> [WRITTEN INSTRUCTION]:
Reproduce all the entries precisely.

> [ENTRIES SHOWN]:
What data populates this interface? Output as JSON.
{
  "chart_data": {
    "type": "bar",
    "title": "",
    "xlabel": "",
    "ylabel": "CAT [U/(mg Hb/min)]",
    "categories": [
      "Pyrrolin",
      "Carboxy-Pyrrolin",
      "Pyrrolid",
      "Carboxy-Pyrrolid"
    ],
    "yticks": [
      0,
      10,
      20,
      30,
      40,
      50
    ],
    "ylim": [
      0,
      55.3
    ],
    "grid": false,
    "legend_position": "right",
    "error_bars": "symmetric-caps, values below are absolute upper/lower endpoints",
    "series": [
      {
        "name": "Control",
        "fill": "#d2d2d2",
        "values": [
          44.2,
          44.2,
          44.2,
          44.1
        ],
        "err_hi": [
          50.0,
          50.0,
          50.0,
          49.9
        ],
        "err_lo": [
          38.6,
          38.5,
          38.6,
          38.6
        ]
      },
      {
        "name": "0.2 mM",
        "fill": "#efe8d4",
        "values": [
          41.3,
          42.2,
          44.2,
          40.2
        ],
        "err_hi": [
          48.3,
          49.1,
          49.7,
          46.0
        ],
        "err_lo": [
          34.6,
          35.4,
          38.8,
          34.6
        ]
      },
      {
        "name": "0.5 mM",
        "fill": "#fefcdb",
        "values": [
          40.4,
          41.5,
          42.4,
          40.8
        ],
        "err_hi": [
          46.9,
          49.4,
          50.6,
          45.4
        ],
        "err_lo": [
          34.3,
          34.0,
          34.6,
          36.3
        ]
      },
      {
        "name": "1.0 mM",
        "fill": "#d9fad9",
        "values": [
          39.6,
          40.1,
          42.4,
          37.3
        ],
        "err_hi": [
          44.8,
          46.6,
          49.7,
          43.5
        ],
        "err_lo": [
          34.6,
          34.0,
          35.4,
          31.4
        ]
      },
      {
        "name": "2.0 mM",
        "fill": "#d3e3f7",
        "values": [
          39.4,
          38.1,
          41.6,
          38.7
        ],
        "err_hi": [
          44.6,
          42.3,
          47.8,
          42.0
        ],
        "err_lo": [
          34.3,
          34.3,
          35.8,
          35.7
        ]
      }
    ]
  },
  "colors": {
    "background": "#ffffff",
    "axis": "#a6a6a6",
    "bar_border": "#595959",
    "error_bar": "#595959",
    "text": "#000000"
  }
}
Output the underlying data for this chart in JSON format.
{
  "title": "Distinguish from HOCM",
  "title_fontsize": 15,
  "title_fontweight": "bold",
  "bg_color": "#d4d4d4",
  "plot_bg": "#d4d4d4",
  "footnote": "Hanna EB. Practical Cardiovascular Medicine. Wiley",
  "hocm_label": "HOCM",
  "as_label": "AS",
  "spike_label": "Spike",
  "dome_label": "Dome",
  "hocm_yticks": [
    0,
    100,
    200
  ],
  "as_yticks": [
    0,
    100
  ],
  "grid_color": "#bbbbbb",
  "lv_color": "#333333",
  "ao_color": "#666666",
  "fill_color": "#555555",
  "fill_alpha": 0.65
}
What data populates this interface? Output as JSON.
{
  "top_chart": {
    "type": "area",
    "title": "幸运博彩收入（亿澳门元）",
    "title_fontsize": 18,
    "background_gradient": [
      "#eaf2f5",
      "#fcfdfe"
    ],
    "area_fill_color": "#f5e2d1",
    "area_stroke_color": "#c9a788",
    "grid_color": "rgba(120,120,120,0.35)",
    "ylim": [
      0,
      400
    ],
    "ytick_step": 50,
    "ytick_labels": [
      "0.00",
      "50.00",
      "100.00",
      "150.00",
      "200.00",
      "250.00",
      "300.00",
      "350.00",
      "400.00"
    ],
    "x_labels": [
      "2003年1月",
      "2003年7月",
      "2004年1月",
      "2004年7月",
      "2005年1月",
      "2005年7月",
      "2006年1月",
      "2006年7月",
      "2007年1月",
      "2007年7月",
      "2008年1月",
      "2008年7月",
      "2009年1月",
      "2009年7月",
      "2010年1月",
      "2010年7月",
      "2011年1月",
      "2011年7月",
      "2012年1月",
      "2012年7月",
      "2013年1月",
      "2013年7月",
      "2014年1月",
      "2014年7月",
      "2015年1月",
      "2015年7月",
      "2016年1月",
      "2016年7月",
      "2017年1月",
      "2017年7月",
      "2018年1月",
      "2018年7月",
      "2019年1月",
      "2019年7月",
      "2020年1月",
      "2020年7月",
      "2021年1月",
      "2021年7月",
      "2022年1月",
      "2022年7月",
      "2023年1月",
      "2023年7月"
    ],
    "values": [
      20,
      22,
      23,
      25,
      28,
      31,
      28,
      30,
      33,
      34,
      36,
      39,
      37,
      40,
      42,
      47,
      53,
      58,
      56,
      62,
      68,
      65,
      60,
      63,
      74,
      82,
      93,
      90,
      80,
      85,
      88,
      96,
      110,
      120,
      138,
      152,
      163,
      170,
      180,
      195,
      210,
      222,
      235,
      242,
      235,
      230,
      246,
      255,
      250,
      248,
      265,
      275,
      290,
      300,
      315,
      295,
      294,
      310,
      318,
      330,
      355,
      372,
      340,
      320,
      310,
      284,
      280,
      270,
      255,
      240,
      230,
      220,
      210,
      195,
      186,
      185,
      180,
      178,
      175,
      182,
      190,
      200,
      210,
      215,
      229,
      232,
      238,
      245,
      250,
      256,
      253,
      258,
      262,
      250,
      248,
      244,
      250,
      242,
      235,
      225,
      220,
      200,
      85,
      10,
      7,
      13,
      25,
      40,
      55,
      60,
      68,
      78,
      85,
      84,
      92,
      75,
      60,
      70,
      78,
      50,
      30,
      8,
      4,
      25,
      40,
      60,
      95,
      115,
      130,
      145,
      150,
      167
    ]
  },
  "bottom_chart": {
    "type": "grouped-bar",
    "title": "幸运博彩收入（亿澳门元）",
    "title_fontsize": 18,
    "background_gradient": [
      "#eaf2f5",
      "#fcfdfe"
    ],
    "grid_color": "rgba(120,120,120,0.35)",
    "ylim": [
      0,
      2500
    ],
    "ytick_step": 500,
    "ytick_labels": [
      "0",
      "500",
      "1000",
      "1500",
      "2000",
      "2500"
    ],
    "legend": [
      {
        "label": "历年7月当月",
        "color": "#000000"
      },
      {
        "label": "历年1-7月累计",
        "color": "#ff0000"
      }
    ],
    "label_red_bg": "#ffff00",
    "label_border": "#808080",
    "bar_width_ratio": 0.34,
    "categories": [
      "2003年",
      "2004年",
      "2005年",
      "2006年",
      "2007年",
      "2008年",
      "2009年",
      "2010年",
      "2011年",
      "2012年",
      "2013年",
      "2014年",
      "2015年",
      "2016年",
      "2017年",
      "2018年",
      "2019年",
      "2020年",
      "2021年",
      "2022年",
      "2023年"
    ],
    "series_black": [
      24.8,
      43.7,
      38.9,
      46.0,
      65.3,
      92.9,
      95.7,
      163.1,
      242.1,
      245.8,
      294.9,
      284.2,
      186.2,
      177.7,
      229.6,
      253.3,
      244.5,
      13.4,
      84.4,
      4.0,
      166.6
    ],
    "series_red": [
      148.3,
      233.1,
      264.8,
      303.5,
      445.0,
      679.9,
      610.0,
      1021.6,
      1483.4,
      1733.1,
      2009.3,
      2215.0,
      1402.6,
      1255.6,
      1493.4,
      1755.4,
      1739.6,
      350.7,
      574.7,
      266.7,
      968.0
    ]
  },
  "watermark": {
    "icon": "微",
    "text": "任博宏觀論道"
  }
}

> [SOLUTION TO THE PROBLEM]:
What data populates this interface? Output as JSON.
{
  "chart_data": {
    "type": "bar",
    "title": "",
    "xlabel": "",
    "ylabel": "CAT [U/(mg Hb/min)]",
    "categories": [
      "Pyrrolin",
      "Carboxy-Pyrrolin",
      "Pyrrolid",
      "Carboxy-Pyrrolid"
    ],
    "yticks": [
      0,
      10,
      20,
      30,
      40,
      50
    ],
    "ylim": [
      0,
      55.3
    ],
    "grid": false,
    "legend_position": "right",
    "error_bars": "symmetric-caps, values below are absolute upper/lower endpoints",
    "series": [
      {
        "name": "Control",
        "fill": "#d2d2d2",
        "values": [
          44.2,
          44.2,
          44.2,
          44.1
        ],
        "err_hi": [
          50.0,
          50.0,
          50.0,
          49.9
        ],
        "err_lo": [
          38.6,
          38.5,
          38.6,
          38.6
        ]
      },
      {
        "name": "0.2 mM",
        "fill": "#efe8d4",
        "values": [
          41.3,
          42.2,
          44.2,
          40.2
        ],
        "err_hi": [
          48.3,
          49.1,
          49.7,
          46.0
        ],
        "err_lo": [
          34.6,
          35.4,
          38.8,
          34.6
        ]
      },
      {
        "name": "0.5 mM",
        "fill": "#fefcdb",
        "values": [
          40.4,
          41.5,
          42.4,
          40.8
        ],
        "err_hi": [
          46.9,
          49.4,
          50.6,
          45.4
        ],
        "err_lo": [
          34.3,
          34.0,
          34.6,
          36.3
        ]
      },
      {
        "name": "1.0 mM",
        "fill": "#d9fad9",
        "values": [
          39.6,
          40.1,
          42.4,
          37.3
        ],
        "err_hi": [
          44.8,
          46.6,
          49.7,
          43.5
        ],
        "err_lo": [
          34.6,
          34.0,
          35.4,
          31.4
        ]
      },
      {
        "name": "2.0 mM",
        "fill": "#d3e3f7",
        "values": [
          39.4,
          38.1,
          41.6,
          38.7
        ],
        "err_hi": [
          44.6,
          42.3,
          47.8,
          42.0
        ],
        "err_lo": [
          34.3,
          34.3,
          35.8,
          35.7
        ]
      }
    ]
  },
  "colors": {
    "background": "#ffffff",
    "axis": "#a6a6a6",
    "bar_border": "#595959",
    "error_bar": "#595959",
    "text": "#000000"
  }
}
Output the underlying data for this chart in JSON format.
{
  "title": "Distinguish from HOCM",
  "title_fontsize": 15,
  "title_fontweight": "bold",
  "bg_color": "#d4d4d4",
  "plot_bg": "#d4d4d4",
  "footnote": "Hanna EB. Practical Cardiovascular Medicine. Wiley",
  "hocm_label": "HOCM",
  "as_label": "AS",
  "spike_label": "Spike",
  "dome_label": "Dome",
  "hocm_yticks": [
    0,
    100,
    200
  ],
  "as_yticks": [
    0,
    100
  ],
  "grid_color": "#bbbbbb",
  "lv_color": "#333333",
  "ao_color": "#666666",
  "fill_color": "#555555",
  "fill_alpha": 0.65
}
What data populates this interface? Output as JSON.
{
  "top_chart": {
    "type": "area",
    "title": "幸运博彩收入（亿澳门元）",
    "title_fontsize": 18,
    "background_gradient": [
      "#eaf2f5",
      "#fcfdfe"
    ],
    "area_fill_color": "#f5e2d1",
    "area_stroke_color": "#c9a788",
    "grid_color": "rgba(120,120,120,0.35)",
    "ylim": [
      0,
      400
    ],
    "ytick_step": 50,
    "ytick_labels": [
      "0.00",
      "50.00",
      "100.00",
      "150.00",
      "200.00",
      "250.00",
      "300.00",
      "350.00",
      "400.00"
    ],
    "x_labels": [
      "2003年1月",
      "2003年7月",
      "2004年1月",
      "2004年7月",
      "2005年1月",
      "2005年7月",
      "2006年1月",
      "2006年7月",
      "2007年1月",
      "2007年7月",
      "2008年1月",
      "2008年7月",
      "2009年1月",
      "2009年7月",
      "2010年1月",
      "2010年7月",
      "2011年1月",
      "2011年7月",
      "2012年1月",
      "2012年7月",
      "2013年1月",
      "2013年7月",
      "2014年1月",
      "2014年7月",
      "2015年1月",
      "2015年7月",
      "2016年1月",
      "2016年7月",
      "2017年1月",
      "2017年7月",
      "2018年1月",
      "2018年7月",
      "2019年1月",
      "2019年7月",
      "2020年1月",
      "2020年7月",
      "2021年1月",
      "2021年7月",
      "2022年1月",
      "2022年7月",
      "2023年1月",
      "2023年7月"
    ],
    "values": [
      20,
      22,
      23,
      25,
      28,
      31,
      28,
      30,
      33,
      34,
      36,
      39,
      37,
      40,
      42,
      47,
      53,
      58,
      56,
      62,
      68,
      65,
      60,
      63,
      74,
      82,
      93,
      90,
      80,
      85,
      88,
      96,
      110,
      120,
      138,
      152,
      163,
      170,
      180,
      195,
      210,
      222,
      235,
      242,
      235,
      230,
      246,
      255,
      250,
      248,
      265,
      275,
      290,
      300,
      315,
      295,
      294,
      310,
      318,
      330,
      355,
      372,
      340,
      320,
      310,
      284,
      280,
      270,
      255,
      240,
      230,
      220,
      210,
      195,
      186,
      185,
      180,
      178,
      175,
      182,
      190,
      200,
      210,
      215,
      229,
      232,
      238,
      245,
      250,
      256,
      253,
      258,
      262,
      250,
      248,
      244,
      250,
      242,
      235,
      225,
      220,
      200,
      85,
      10,
      7,
      13,
      25,
      40,
      55,
      60,
      68,
      78,
      85,
      84,
      92,
      75,
      60,
      70,
      78,
      50,
      30,
      8,
      4,
      25,
      40,
      60,
      95,
      115,
      130,
      145,
      150,
      167
    ]
  },
  "bottom_chart": {
    "type": "grouped-bar",
    "title": "幸运博彩收入（亿澳门元）",
    "title_fontsize": 18,
    "background_gradient": [
      "#eaf2f5",
      "#fcfdfe"
    ],
    "grid_color": "rgba(120,120,120,0.35)",
    "ylim": [
      0,
      2500
    ],
    "ytick_step": 500,
    "ytick_labels": [
      "0",
      "500",
      "1000",
      "1500",
      "2000",
      "2500"
    ],
    "legend": [
      {
        "label": "历年7月当月",
        "color": "#000000"
      },
      {
        "label": "历年1-7月累计",
        "color": "#ff0000"
      }
    ],
    "label_red_bg": "#ffff00",
    "label_border": "#808080",
    "bar_width_ratio": 0.34,
    "categories": [
      "2003年",
      "2004年",
      "2005年",
      "2006年",
      "2007年",
      "2008年",
      "2009年",
      "2010年",
      "2011年",
      "2012年",
      "2013年",
      "2014年",
      "2015年",
      "2016年",
      "2017年",
      "2018年",
      "2019年",
      "2020年",
      "2021年",
      "2022年",
      "2023年"
    ],
    "series_black": [
      24.8,
      43.7,
      38.9,
      46.0,
      65.3,
      92.9,
      95.7,
      163.1,
      242.1,
      245.8,
      294.9,
      284.2,
      186.2,
      177.7,
      229.6,
      253.3,
      244.5,
      13.4,
      84.4,
      4.0,
      166.6
    ],
    "series_red": [
      148.3,
      233.1,
      264.8,
      303.5,
      445.0,
      679.9,
      610.0,
      1021.6,
      1483.4,
      1733.1,
      2009.3,
      2215.0,
      1402.6,
      1255.6,
      1493.4,
      1755.4,
      1739.6,
      350.7,
      574.7,
      266.7,
      968.0
    ]
  },
  "watermark": {
    "icon": "微",
    "text": "任博宏觀論道"
  }
}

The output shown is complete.